Given instruction
Below are entries. Pull out all lines containing "text".

Given entries

#####

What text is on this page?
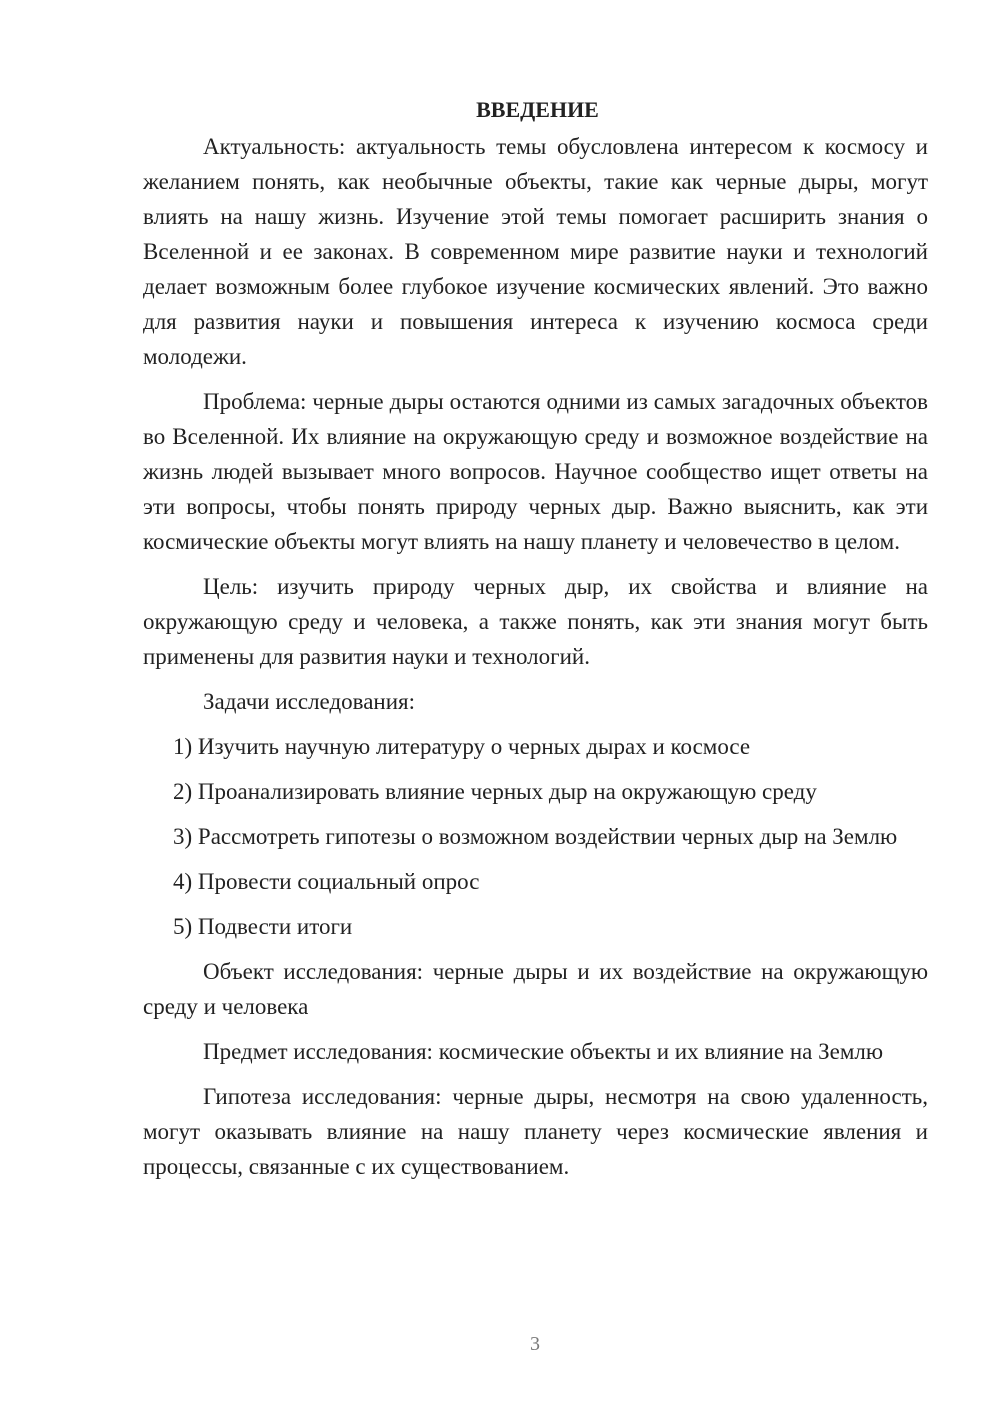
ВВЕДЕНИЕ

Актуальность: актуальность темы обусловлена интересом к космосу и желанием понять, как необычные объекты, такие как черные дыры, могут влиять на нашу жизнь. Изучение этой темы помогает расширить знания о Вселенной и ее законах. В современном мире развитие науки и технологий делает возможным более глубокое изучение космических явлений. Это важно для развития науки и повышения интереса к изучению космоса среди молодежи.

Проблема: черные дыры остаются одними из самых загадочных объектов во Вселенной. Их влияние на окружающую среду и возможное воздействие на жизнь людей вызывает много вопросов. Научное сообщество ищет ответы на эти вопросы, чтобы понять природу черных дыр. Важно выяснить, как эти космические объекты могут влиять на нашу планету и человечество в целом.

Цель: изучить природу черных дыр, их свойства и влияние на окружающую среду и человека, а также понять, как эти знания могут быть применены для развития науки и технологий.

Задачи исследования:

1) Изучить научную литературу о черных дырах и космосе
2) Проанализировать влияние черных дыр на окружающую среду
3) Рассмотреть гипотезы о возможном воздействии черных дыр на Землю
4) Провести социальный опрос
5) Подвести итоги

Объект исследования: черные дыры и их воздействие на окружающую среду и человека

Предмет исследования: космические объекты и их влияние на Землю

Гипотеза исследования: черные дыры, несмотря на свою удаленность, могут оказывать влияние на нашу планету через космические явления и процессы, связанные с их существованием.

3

#####

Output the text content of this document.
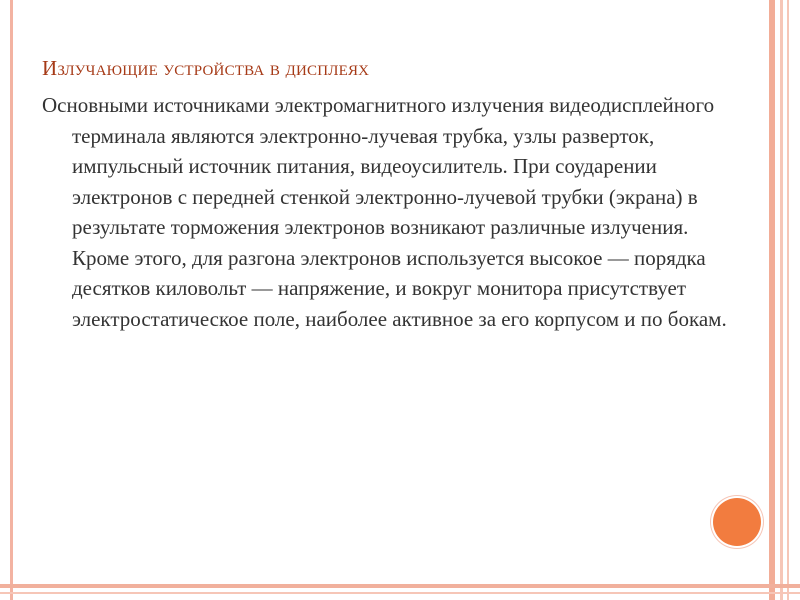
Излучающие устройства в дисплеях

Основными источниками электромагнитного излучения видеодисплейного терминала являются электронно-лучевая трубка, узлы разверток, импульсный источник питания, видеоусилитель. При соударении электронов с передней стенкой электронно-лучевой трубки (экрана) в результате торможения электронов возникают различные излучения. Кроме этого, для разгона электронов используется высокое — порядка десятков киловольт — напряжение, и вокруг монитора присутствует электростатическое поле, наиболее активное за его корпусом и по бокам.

#####

Completed exercise
What text is on this page?
Output the text content of this document.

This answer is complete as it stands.